**AIM**.
Report how many lines contain "title". The answer is a single number.

**GIVEN RECORDS**.
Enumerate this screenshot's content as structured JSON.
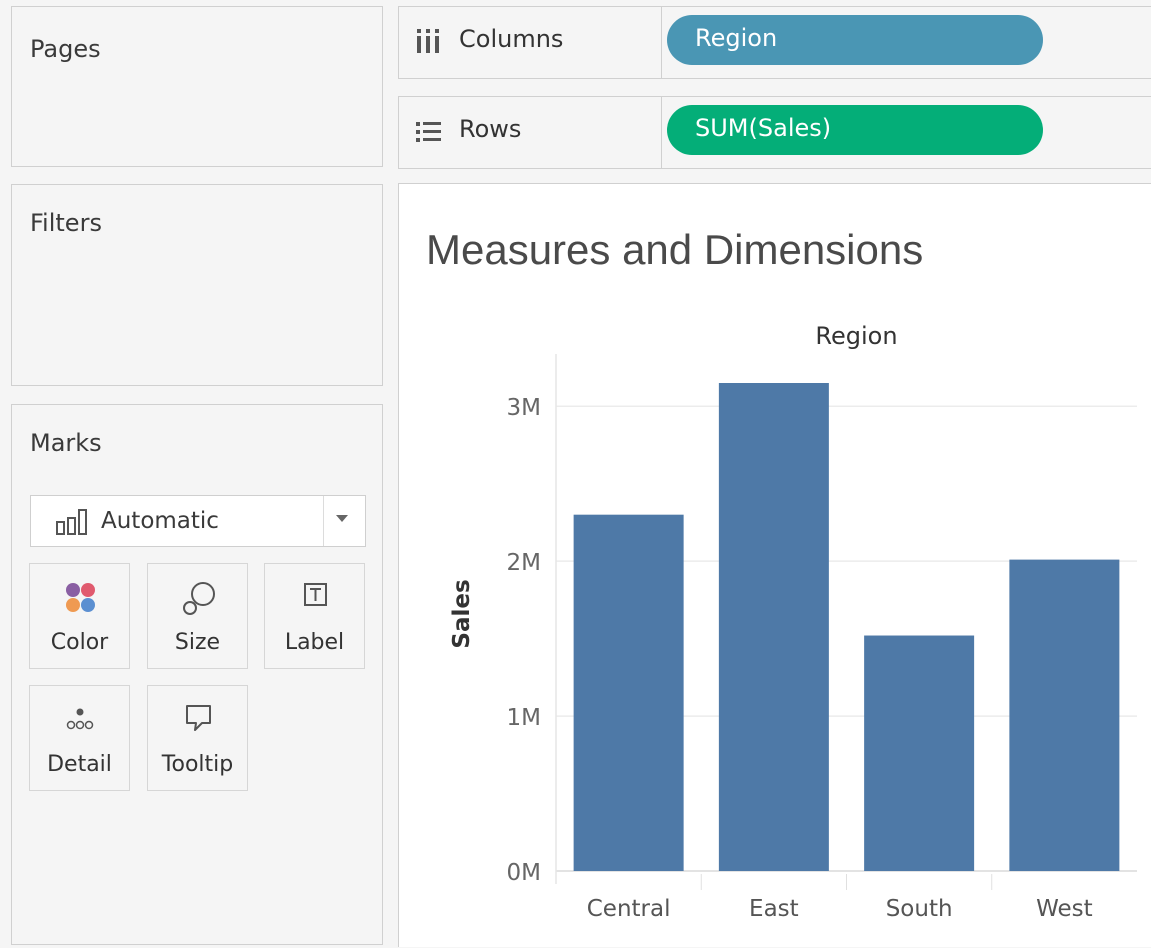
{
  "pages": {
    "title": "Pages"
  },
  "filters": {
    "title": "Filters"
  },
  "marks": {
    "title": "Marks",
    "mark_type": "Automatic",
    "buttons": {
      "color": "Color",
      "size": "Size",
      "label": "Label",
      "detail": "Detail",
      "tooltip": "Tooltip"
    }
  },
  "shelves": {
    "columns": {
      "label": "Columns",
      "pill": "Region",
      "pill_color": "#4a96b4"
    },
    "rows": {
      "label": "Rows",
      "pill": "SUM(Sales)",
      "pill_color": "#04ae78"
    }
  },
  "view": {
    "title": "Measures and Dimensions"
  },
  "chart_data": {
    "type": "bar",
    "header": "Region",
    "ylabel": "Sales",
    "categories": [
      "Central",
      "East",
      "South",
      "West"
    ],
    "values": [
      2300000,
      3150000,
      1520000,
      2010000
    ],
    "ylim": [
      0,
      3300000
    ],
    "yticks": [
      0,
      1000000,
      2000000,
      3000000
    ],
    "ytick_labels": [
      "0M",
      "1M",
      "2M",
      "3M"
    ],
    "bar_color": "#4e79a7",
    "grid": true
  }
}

**EXERCISE RESULT**.
4